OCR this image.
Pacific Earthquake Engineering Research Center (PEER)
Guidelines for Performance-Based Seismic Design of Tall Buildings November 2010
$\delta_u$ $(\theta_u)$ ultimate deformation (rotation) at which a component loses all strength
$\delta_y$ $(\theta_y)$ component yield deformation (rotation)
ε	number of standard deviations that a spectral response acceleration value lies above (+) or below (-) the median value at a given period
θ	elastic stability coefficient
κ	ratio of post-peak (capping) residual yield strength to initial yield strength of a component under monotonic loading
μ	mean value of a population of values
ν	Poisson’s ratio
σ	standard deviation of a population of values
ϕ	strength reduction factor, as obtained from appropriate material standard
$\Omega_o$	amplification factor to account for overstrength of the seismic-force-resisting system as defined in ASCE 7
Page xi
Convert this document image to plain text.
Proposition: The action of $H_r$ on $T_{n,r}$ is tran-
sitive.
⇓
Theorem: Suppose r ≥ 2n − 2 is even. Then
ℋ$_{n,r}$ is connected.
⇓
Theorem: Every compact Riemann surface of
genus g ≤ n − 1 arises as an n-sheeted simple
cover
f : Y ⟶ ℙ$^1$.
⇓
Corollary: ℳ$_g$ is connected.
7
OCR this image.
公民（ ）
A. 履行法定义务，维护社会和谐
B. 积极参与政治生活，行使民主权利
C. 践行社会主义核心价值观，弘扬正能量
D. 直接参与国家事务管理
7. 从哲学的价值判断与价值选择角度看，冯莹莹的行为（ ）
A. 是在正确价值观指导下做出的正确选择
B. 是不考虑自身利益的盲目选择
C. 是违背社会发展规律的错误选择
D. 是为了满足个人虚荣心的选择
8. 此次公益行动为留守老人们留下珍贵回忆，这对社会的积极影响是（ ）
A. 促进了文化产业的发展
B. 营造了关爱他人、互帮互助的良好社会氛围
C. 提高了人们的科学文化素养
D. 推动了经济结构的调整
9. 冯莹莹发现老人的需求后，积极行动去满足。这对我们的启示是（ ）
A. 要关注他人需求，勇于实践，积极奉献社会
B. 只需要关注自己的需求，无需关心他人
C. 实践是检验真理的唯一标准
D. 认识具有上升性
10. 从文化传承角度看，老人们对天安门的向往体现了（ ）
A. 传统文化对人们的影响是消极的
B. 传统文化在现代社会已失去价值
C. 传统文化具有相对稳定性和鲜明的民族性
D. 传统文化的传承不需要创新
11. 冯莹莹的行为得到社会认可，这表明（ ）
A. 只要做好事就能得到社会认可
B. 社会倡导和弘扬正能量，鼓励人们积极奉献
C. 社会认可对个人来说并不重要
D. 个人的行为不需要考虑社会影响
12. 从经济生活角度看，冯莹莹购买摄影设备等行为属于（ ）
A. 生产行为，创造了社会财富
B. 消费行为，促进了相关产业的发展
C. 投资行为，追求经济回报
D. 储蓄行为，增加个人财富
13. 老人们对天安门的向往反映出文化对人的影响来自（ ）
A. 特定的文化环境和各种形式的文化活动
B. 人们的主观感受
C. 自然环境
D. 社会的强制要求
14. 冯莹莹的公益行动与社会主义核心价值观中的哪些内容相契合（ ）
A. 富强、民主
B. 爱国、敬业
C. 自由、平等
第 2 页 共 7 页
-=-=-
- Exercise directions
Repeat word for word the lines running from the line containing "Convert this document image to plain text." to the end of the entries above, inclusive.

- Result below
Convert this document image to plain text.
Proposition: The action of $H_r$ on $T_{n,r}$ is tran-
sitive.
⇓
Theorem: Suppose r ≥ 2n − 2 is even. Then
ℋ$_{n,r}$ is connected.
⇓
Theorem: Every compact Riemann surface of
genus g ≤ n − 1 arises as an n-sheeted simple
cover
f : Y ⟶ ℙ$^1$.
⇓
Corollary: ℳ$_g$ is connected.
7
OCR this image.
公民（ ）
A. 履行法定义务，维护社会和谐
B. 积极参与政治生活，行使民主权利
C. 践行社会主义核心价值观，弘扬正能量
D. 直接参与国家事务管理
7. 从哲学的价值判断与价值选择角度看，冯莹莹的行为（ ）
A. 是在正确价值观指导下做出的正确选择
B. 是不考虑自身利益的盲目选择
C. 是违背社会发展规律的错误选择
D. 是为了满足个人虚荣心的选择
8. 此次公益行动为留守老人们留下珍贵回忆，这对社会的积极影响是（ ）
A. 促进了文化产业的发展
B. 营造了关爱他人、互帮互助的良好社会氛围
C. 提高了人们的科学文化素养
D. 推动了经济结构的调整
9. 冯莹莹发现老人的需求后，积极行动去满足。这对我们的启示是（ ）
A. 要关注他人需求，勇于实践，积极奉献社会
B. 只需要关注自己的需求，无需关心他人
C. 实践是检验真理的唯一标准
D. 认识具有上升性
10. 从文化传承角度看，老人们对天安门的向往体现了（ ）
A. 传统文化对人们的影响是消极的
B. 传统文化在现代社会已失去价值
C. 传统文化具有相对稳定性和鲜明的民族性
D. 传统文化的传承不需要创新
11. 冯莹莹的行为得到社会认可，这表明（ ）
A. 只要做好事就能得到社会认可
B. 社会倡导和弘扬正能量，鼓励人们积极奉献
C. 社会认可对个人来说并不重要
D. 个人的行为不需要考虑社会影响
12. 从经济生活角度看，冯莹莹购买摄影设备等行为属于（ ）
A. 生产行为，创造了社会财富
B. 消费行为，促进了相关产业的发展
C. 投资行为，追求经济回报
D. 储蓄行为，增加个人财富
13. 老人们对天安门的向往反映出文化对人的影响来自（ ）
A. 特定的文化环境和各种形式的文化活动
B. 人们的主观感受
C. 自然环境
D. 社会的强制要求
14. 冯莹莹的公益行动与社会主义核心价值观中的哪些内容相契合（ ）
A. 富强、民主
B. 爱国、敬业
C. 自由、平等
第 2 页 共 7 页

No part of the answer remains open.